>> START

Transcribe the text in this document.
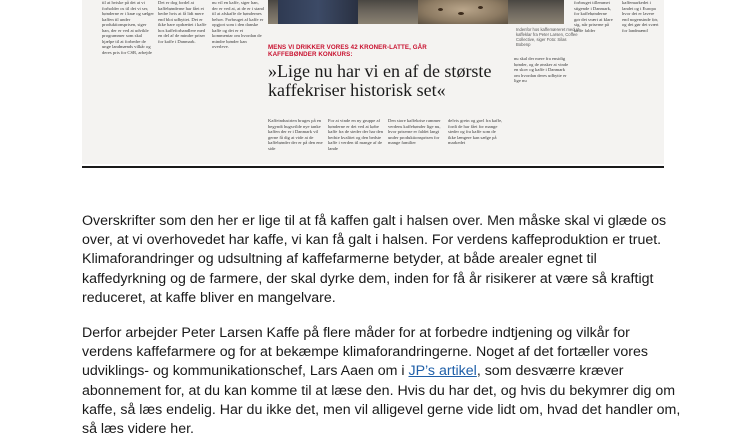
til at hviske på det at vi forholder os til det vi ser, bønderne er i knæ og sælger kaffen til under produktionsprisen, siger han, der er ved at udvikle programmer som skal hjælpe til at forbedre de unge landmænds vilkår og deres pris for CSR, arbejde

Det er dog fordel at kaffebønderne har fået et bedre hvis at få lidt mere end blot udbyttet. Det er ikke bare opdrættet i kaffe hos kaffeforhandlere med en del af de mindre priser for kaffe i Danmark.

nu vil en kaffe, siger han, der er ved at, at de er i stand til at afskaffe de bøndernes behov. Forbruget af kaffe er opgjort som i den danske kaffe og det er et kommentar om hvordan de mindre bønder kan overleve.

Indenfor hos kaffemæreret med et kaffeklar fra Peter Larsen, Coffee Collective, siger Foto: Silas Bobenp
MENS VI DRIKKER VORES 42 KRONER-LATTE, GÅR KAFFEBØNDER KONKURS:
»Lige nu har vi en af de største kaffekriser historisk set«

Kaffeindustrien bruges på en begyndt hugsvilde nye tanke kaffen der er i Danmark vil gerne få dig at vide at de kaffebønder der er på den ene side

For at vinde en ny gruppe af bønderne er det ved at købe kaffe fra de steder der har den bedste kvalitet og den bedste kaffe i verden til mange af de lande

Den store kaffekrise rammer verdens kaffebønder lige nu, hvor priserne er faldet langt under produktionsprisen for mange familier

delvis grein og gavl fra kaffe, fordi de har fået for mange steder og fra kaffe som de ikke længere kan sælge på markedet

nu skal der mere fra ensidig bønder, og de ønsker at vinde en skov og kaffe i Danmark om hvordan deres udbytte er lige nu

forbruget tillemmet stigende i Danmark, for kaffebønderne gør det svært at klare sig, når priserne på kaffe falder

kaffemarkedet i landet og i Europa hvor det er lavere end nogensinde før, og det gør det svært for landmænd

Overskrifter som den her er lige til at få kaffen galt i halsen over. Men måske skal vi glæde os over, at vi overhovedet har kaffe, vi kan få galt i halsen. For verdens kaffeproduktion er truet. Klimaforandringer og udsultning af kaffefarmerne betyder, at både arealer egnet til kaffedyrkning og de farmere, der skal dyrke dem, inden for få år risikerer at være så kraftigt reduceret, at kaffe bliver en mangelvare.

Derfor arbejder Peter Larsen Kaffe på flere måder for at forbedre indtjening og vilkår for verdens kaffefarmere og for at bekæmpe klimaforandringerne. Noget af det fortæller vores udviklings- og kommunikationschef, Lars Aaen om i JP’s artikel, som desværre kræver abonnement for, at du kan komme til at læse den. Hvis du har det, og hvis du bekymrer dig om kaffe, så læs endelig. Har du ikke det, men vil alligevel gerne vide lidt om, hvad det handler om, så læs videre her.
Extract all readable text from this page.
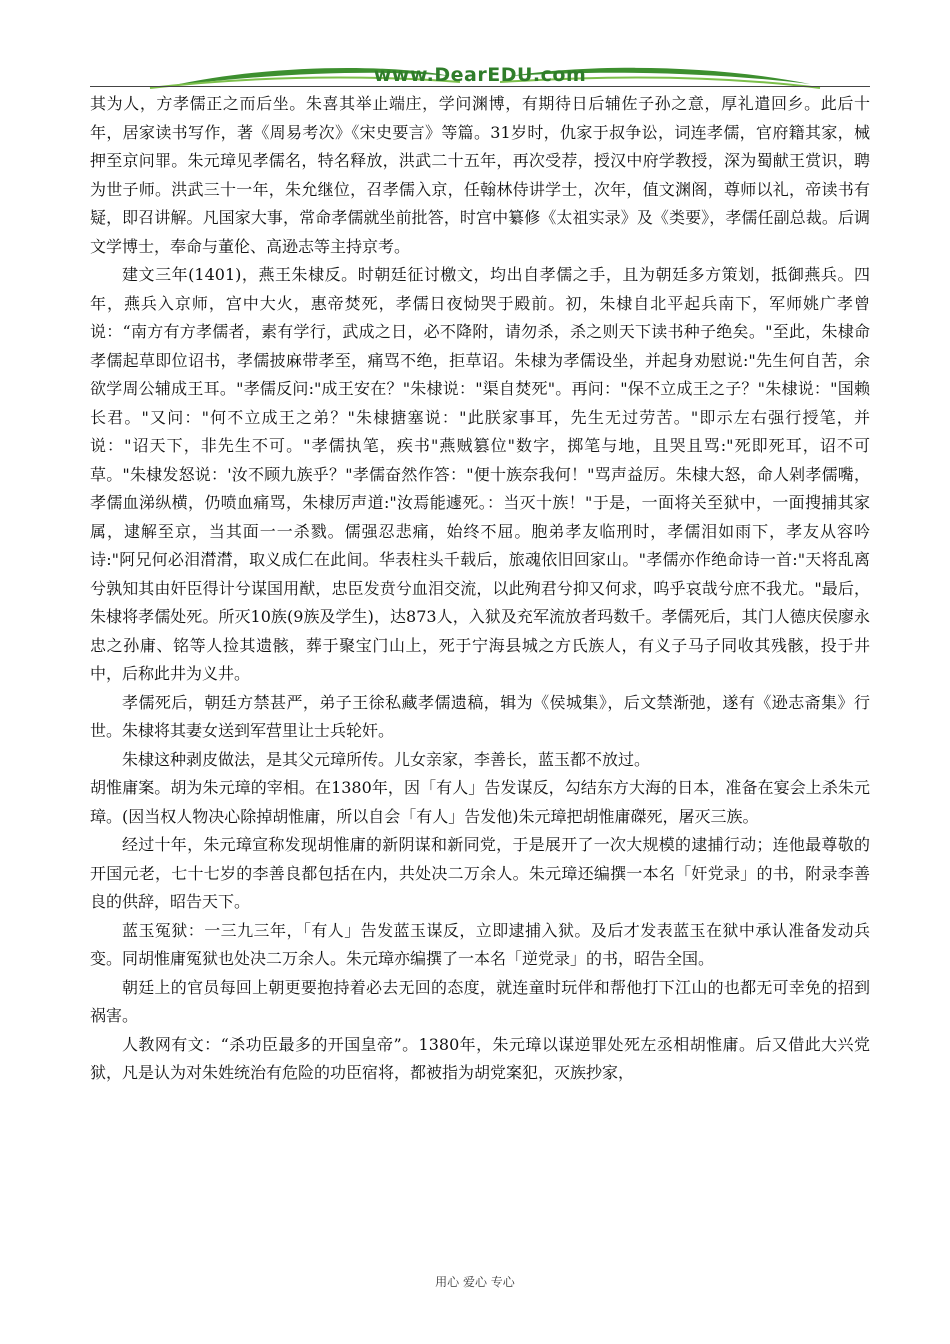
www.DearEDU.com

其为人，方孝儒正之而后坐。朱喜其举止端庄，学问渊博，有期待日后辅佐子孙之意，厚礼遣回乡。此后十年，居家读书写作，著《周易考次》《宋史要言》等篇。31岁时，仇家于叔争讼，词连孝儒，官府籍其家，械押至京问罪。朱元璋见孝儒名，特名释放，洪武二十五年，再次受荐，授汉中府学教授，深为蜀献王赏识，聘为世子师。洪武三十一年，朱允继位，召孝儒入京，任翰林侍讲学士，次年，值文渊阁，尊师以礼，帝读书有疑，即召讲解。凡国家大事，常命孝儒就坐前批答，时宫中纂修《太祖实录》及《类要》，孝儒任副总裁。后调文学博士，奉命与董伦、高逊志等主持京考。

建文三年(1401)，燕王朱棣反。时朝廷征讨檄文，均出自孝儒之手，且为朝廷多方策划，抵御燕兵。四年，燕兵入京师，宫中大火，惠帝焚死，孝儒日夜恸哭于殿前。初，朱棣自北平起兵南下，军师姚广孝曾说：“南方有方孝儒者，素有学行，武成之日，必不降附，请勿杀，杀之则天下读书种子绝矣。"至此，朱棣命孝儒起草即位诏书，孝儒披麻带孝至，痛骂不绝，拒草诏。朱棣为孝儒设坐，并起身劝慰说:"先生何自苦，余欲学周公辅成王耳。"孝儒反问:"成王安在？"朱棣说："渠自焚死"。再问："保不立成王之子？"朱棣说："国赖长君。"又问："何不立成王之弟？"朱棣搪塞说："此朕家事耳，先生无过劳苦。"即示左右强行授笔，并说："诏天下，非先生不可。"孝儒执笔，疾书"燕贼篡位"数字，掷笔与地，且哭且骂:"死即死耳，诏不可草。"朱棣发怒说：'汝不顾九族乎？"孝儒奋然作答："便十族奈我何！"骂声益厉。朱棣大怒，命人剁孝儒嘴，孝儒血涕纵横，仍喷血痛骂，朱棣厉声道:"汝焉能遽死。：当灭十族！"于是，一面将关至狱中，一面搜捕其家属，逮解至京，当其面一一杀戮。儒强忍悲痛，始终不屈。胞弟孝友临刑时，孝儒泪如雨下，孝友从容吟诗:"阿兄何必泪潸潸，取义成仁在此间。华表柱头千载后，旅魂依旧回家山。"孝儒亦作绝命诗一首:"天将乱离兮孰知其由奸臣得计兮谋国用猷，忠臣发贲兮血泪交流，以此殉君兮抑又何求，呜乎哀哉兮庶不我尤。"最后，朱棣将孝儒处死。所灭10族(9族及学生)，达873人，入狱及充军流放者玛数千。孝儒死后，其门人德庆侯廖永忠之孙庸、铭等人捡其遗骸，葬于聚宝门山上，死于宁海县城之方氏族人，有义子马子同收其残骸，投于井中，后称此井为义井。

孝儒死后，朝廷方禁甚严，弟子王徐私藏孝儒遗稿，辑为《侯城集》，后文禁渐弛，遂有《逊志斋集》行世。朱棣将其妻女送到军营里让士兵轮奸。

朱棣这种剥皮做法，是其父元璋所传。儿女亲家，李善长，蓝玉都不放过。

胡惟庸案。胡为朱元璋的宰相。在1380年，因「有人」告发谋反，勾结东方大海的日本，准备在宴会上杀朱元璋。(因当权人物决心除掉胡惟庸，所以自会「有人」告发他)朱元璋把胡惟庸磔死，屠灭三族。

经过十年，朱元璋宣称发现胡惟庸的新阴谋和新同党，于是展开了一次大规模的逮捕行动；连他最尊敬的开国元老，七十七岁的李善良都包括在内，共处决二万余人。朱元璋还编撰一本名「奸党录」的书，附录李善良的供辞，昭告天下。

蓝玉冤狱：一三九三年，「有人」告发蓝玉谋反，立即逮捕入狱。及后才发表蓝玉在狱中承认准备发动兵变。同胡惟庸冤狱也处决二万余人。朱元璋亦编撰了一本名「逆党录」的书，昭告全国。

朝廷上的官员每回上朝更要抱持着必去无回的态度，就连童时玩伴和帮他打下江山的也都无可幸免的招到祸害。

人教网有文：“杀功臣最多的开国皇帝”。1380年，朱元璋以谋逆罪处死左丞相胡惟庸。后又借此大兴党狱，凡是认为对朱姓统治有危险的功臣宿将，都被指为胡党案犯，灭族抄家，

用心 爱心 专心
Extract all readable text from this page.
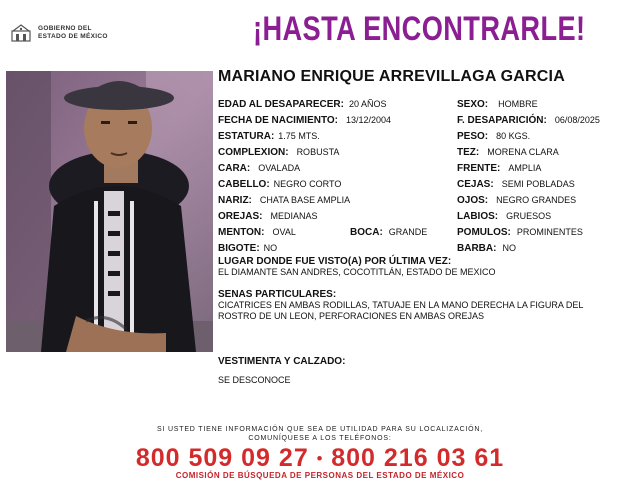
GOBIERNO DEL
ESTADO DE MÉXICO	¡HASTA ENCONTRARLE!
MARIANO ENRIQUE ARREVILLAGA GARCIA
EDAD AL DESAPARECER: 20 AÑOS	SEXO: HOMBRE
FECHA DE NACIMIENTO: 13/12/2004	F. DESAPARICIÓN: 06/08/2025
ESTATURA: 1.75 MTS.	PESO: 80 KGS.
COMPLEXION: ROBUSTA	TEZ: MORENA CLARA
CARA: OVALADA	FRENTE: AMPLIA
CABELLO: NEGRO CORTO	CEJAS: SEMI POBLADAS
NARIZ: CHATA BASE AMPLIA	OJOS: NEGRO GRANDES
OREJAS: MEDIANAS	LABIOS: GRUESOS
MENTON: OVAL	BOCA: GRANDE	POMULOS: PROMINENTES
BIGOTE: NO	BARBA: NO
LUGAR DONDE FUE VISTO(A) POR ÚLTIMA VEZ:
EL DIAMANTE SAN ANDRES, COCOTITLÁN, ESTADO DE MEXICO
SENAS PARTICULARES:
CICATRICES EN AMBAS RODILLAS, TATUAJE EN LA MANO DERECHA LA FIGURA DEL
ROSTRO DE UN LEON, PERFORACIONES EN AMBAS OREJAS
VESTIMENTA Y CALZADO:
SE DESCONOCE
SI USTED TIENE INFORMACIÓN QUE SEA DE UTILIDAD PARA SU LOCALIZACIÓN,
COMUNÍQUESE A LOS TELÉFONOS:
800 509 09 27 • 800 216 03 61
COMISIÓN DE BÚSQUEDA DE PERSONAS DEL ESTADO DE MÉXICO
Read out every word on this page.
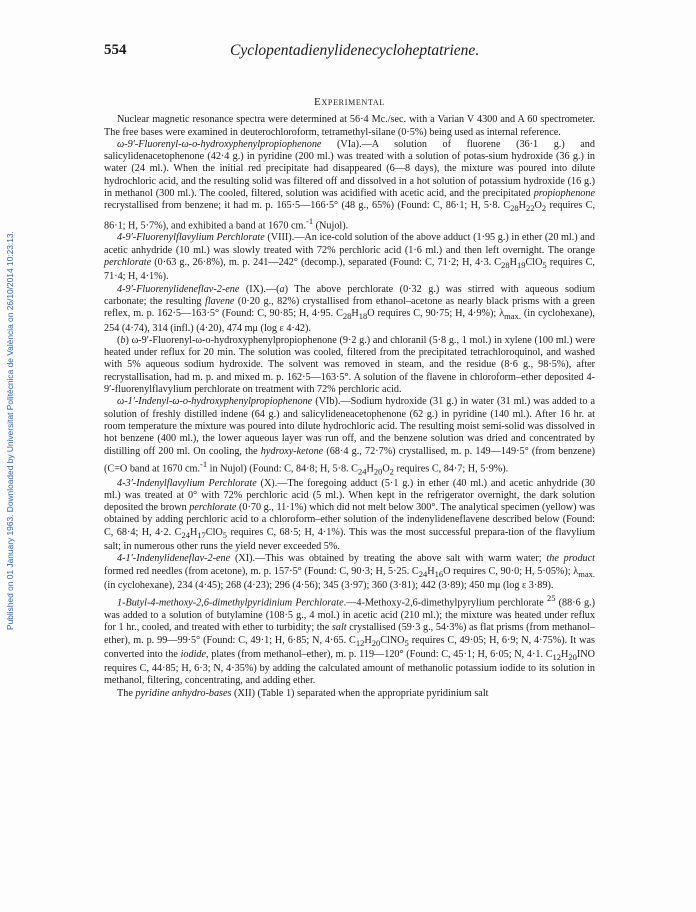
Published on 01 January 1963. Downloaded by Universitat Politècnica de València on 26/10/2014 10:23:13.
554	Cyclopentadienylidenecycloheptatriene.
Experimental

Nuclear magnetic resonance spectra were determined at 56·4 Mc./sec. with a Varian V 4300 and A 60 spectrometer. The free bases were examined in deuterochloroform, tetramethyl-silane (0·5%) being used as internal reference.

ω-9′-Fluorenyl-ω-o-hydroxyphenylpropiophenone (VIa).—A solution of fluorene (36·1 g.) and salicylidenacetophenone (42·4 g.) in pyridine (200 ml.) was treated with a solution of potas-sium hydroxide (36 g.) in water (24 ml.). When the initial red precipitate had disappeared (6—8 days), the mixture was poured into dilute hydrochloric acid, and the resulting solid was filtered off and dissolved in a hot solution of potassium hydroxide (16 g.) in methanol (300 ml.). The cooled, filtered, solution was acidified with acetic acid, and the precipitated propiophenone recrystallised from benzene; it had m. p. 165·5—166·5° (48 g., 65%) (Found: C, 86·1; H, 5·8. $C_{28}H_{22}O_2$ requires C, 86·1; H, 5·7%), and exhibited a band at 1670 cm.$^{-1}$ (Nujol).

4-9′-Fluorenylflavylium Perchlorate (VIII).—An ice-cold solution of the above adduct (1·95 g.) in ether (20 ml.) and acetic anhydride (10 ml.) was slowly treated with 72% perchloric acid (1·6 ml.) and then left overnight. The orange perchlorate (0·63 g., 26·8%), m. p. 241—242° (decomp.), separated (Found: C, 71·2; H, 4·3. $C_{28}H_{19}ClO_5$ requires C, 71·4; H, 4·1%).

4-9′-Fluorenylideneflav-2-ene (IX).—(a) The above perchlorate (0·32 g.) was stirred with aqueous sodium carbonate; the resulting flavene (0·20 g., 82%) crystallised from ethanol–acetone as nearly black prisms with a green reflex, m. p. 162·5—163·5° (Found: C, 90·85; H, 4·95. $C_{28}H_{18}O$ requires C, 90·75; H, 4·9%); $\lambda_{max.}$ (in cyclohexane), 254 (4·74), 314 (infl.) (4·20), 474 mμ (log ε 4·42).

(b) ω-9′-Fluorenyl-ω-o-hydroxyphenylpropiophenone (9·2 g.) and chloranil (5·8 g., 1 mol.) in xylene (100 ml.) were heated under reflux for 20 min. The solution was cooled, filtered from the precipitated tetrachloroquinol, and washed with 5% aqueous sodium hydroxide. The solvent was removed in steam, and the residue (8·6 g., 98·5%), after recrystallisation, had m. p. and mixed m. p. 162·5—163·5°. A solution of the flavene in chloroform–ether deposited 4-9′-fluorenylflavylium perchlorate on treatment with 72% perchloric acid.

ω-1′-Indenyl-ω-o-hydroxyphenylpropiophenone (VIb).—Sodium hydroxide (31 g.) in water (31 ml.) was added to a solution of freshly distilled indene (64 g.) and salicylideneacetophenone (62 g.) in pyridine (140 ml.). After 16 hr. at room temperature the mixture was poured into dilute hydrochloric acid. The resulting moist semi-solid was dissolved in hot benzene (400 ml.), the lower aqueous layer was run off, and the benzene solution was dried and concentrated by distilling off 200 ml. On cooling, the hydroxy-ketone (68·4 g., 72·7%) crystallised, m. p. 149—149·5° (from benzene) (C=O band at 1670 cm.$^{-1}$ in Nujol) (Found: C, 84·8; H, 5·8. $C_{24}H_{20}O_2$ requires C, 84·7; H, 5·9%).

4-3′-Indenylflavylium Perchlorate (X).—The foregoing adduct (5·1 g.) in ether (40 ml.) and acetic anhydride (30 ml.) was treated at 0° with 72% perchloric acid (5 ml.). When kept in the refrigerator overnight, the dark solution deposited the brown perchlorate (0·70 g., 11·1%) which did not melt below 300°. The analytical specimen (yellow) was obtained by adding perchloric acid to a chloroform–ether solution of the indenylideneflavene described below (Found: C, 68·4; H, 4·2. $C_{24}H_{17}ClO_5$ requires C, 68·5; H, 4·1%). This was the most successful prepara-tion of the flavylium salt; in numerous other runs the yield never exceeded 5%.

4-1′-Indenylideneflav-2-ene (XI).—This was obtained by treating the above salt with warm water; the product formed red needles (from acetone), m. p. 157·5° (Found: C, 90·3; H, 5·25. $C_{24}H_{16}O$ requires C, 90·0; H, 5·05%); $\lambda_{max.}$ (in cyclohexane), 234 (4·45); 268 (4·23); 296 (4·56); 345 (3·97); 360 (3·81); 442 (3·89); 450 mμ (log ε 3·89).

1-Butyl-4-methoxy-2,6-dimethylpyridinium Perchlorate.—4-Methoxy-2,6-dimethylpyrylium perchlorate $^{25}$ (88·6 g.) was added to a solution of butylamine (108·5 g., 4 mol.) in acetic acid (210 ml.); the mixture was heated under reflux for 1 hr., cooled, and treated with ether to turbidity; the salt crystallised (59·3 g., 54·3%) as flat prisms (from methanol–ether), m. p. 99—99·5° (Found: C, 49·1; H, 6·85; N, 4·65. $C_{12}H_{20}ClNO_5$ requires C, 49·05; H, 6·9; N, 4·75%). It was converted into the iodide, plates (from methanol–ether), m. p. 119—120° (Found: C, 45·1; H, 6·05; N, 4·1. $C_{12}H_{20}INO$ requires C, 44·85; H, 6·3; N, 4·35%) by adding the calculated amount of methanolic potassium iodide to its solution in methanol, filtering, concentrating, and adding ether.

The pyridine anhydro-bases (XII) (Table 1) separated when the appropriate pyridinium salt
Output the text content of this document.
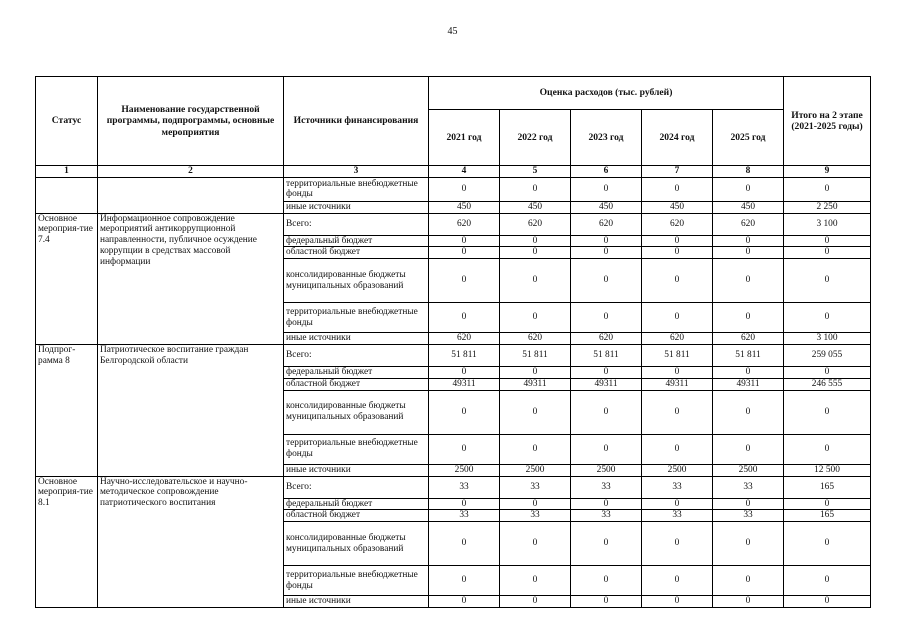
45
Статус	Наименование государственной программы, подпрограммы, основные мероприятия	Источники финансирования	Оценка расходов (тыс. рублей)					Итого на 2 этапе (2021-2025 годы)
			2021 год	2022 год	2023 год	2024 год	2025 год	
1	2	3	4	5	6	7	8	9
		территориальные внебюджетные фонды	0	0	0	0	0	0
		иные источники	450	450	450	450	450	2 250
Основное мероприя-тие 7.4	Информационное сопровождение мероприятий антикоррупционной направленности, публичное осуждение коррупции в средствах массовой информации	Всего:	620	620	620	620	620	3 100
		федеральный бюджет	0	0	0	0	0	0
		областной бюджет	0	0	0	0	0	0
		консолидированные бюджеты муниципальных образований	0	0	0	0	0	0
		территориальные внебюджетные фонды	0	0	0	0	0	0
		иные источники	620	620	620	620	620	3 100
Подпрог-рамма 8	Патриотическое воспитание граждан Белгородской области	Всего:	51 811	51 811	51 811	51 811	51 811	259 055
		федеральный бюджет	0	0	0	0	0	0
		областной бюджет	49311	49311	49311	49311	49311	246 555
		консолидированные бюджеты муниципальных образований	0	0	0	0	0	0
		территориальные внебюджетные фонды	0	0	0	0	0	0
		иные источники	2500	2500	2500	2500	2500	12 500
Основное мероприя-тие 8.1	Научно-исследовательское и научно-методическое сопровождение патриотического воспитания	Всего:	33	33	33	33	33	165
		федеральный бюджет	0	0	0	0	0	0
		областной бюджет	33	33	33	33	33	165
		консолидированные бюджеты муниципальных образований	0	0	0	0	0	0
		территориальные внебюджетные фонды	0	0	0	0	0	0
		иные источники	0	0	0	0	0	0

>> END

■ SET PROBLEM:
Search the data above for the string "Larsen" and return every line that has it.

■ SOLUTION TO THE EXERCISE:
Indenfor hos kaffemæreret med et kaffeklar fra Peter Larsen, Coffee Collective, siger Foto: Silas Bobenp
Derfor arbejder Peter Larsen Kaffe på flere måder for at forbedre indtjening og vilkår for verdens kaffefarmere og for at bekæmpe klimaforandringerne. Noget af det fortæller vores udviklings- og kommunikationschef, Lars Aaen om i JP’s artikel, som desværre kræver abonnement for, at du kan komme til at læse den. Hvis du har det, og hvis du bekymrer dig om kaffe, så læs endelig. Har du ikke det, men vil alligevel gerne vide lidt om, hvad det handler om, så læs videre her.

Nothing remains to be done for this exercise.